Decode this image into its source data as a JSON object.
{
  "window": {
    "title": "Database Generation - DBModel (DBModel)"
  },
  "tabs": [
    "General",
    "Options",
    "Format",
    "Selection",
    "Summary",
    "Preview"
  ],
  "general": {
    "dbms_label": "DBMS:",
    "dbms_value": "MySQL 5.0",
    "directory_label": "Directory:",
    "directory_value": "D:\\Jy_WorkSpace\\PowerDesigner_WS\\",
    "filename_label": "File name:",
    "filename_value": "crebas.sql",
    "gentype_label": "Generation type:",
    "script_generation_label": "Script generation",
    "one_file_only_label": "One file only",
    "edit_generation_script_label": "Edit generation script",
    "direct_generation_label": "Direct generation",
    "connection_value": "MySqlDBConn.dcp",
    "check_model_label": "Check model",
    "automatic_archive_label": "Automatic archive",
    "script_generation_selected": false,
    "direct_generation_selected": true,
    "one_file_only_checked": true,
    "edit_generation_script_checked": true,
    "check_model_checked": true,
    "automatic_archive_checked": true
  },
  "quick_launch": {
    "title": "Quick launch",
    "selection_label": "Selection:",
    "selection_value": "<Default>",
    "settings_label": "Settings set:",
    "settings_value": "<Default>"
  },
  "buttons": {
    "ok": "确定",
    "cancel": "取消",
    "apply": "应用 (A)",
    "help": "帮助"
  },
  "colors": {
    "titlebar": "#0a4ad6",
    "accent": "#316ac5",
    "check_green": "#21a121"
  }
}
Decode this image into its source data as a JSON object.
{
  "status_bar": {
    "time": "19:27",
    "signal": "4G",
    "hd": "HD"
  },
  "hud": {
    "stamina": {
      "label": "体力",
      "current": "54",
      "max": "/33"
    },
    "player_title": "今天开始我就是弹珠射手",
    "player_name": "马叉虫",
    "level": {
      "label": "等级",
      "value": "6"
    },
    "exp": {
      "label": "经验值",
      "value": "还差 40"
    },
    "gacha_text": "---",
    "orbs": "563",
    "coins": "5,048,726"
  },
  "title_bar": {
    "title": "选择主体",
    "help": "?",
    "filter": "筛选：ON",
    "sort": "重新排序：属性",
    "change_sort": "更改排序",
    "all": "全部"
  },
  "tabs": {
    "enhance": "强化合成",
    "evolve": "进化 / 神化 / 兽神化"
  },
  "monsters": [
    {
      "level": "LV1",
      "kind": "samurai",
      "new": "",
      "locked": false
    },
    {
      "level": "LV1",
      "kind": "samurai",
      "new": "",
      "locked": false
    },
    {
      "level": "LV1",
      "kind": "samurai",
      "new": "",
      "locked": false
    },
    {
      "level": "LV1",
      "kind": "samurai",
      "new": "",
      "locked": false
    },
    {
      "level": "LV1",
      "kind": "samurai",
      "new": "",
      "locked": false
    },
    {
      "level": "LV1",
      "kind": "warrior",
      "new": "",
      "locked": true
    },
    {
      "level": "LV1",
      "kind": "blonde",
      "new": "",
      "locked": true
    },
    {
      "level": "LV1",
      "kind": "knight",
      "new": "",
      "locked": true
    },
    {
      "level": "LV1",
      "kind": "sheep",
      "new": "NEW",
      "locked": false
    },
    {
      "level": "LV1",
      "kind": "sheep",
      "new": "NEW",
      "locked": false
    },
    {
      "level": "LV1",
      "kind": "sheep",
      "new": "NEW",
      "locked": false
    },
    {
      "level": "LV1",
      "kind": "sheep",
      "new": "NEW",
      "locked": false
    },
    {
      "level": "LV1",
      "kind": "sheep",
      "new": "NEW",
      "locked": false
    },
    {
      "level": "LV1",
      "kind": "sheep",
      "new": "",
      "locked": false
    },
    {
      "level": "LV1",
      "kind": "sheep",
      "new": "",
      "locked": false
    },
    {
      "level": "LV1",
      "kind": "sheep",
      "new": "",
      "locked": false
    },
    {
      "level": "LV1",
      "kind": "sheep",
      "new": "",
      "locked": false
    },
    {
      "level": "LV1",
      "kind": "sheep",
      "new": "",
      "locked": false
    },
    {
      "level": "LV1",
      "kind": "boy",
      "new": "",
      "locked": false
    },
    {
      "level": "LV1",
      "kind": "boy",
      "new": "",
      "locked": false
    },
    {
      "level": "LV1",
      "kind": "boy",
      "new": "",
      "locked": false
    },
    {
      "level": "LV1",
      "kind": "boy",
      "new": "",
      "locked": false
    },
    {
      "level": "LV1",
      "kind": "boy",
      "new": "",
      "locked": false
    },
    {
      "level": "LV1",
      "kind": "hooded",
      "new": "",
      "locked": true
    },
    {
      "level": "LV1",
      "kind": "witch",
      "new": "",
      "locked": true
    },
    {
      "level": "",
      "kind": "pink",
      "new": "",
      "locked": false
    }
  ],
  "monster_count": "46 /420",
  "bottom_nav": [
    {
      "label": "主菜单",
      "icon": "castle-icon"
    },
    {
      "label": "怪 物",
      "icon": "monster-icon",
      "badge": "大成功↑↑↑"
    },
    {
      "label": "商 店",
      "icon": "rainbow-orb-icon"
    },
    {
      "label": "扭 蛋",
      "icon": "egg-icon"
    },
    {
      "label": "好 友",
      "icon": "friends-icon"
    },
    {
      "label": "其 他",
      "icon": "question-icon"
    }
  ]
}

- [Your task]: Nothing should be left out: repeat all of the data exactly.

- [The result]:
Decode this image into its source data as a JSON object.
{
  "window": {
    "title": "Database Generation - DBModel (DBModel)"
  },
  "tabs": [
    "General",
    "Options",
    "Format",
    "Selection",
    "Summary",
    "Preview"
  ],
  "general": {
    "dbms_label": "DBMS:",
    "dbms_value": "MySQL 5.0",
    "directory_label": "Directory:",
    "directory_value": "D:\\Jy_WorkSpace\\PowerDesigner_WS\\",
    "filename_label": "File name:",
    "filename_value": "crebas.sql",
    "gentype_label": "Generation type:",
    "script_generation_label": "Script generation",
    "one_file_only_label": "One file only",
    "edit_generation_script_label": "Edit generation script",
    "direct_generation_label": "Direct generation",
    "connection_value": "MySqlDBConn.dcp",
    "check_model_label": "Check model",
    "automatic_archive_label": "Automatic archive",
    "script_generation_selected": false,
    "direct_generation_selected": true,
    "one_file_only_checked": true,
    "edit_generation_script_checked": true,
    "check_model_checked": true,
    "automatic_archive_checked": true
  },
  "quick_launch": {
    "title": "Quick launch",
    "selection_label": "Selection:",
    "selection_value": "<Default>",
    "settings_label": "Settings set:",
    "settings_value": "<Default>"
  },
  "buttons": {
    "ok": "确定",
    "cancel": "取消",
    "apply": "应用 (A)",
    "help": "帮助"
  },
  "colors": {
    "titlebar": "#0a4ad6",
    "accent": "#316ac5",
    "check_green": "#21a121"
  }
}
Decode this image into its source data as a JSON object.
{
  "status_bar": {
    "time": "19:27",
    "signal": "4G",
    "hd": "HD"
  },
  "hud": {
    "stamina": {
      "label": "体力",
      "current": "54",
      "max": "/33"
    },
    "player_title": "今天开始我就是弹珠射手",
    "player_name": "马叉虫",
    "level": {
      "label": "等级",
      "value": "6"
    },
    "exp": {
      "label": "经验值",
      "value": "还差 40"
    },
    "gacha_text": "---",
    "orbs": "563",
    "coins": "5,048,726"
  },
  "title_bar": {
    "title": "选择主体",
    "help": "?",
    "filter": "筛选：ON",
    "sort": "重新排序：属性",
    "change_sort": "更改排序",
    "all": "全部"
  },
  "tabs": {
    "enhance": "强化合成",
    "evolve": "进化 / 神化 / 兽神化"
  },
  "monsters": [
    {
      "level": "LV1",
      "kind": "samurai",
      "new": "",
      "locked": false
    },
    {
      "level": "LV1",
      "kind": "samurai",
      "new": "",
      "locked": false
    },
    {
      "level": "LV1",
      "kind": "samurai",
      "new": "",
      "locked": false
    },
    {
      "level": "LV1",
      "kind": "samurai",
      "new": "",
      "locked": false
    },
    {
      "level": "LV1",
      "kind": "samurai",
      "new": "",
      "locked": false
    },
    {
      "level": "LV1",
      "kind": "warrior",
      "new": "",
      "locked": true
    },
    {
      "level": "LV1",
      "kind": "blonde",
      "new": "",
      "locked": true
    },
    {
      "level": "LV1",
      "kind": "knight",
      "new": "",
      "locked": true
    },
    {
      "level": "LV1",
      "kind": "sheep",
      "new": "NEW",
      "locked": false
    },
    {
      "level": "LV1",
      "kind": "sheep",
      "new": "NEW",
      "locked": false
    },
    {
      "level": "LV1",
      "kind": "sheep",
      "new": "NEW",
      "locked": false
    },
    {
      "level": "LV1",
      "kind": "sheep",
      "new": "NEW",
      "locked": false
    },
    {
      "level": "LV1",
      "kind": "sheep",
      "new": "NEW",
      "locked": false
    },
    {
      "level": "LV1",
      "kind": "sheep",
      "new": "",
      "locked": false
    },
    {
      "level": "LV1",
      "kind": "sheep",
      "new": "",
      "locked": false
    },
    {
      "level": "LV1",
      "kind": "sheep",
      "new": "",
      "locked": false
    },
    {
      "level": "LV1",
      "kind": "sheep",
      "new": "",
      "locked": false
    },
    {
      "level": "LV1",
      "kind": "sheep",
      "new": "",
      "locked": false
    },
    {
      "level": "LV1",
      "kind": "boy",
      "new": "",
      "locked": false
    },
    {
      "level": "LV1",
      "kind": "boy",
      "new": "",
      "locked": false
    },
    {
      "level": "LV1",
      "kind": "boy",
      "new": "",
      "locked": false
    },
    {
      "level": "LV1",
      "kind": "boy",
      "new": "",
      "locked": false
    },
    {
      "level": "LV1",
      "kind": "boy",
      "new": "",
      "locked": false
    },
    {
      "level": "LV1",
      "kind": "hooded",
      "new": "",
      "locked": true
    },
    {
      "level": "LV1",
      "kind": "witch",
      "new": "",
      "locked": true
    },
    {
      "level": "",
      "kind": "pink",
      "new": "",
      "locked": false
    }
  ],
  "monster_count": "46 /420",
  "bottom_nav": [
    {
      "label": "主菜单",
      "icon": "castle-icon"
    },
    {
      "label": "怪 物",
      "icon": "monster-icon",
      "badge": "大成功↑↑↑"
    },
    {
      "label": "商 店",
      "icon": "rainbow-orb-icon"
    },
    {
      "label": "扭 蛋",
      "icon": "egg-icon"
    },
    {
      "label": "好 友",
      "icon": "friends-icon"
    },
    {
      "label": "其 他",
      "icon": "question-icon"
    }
  ]
}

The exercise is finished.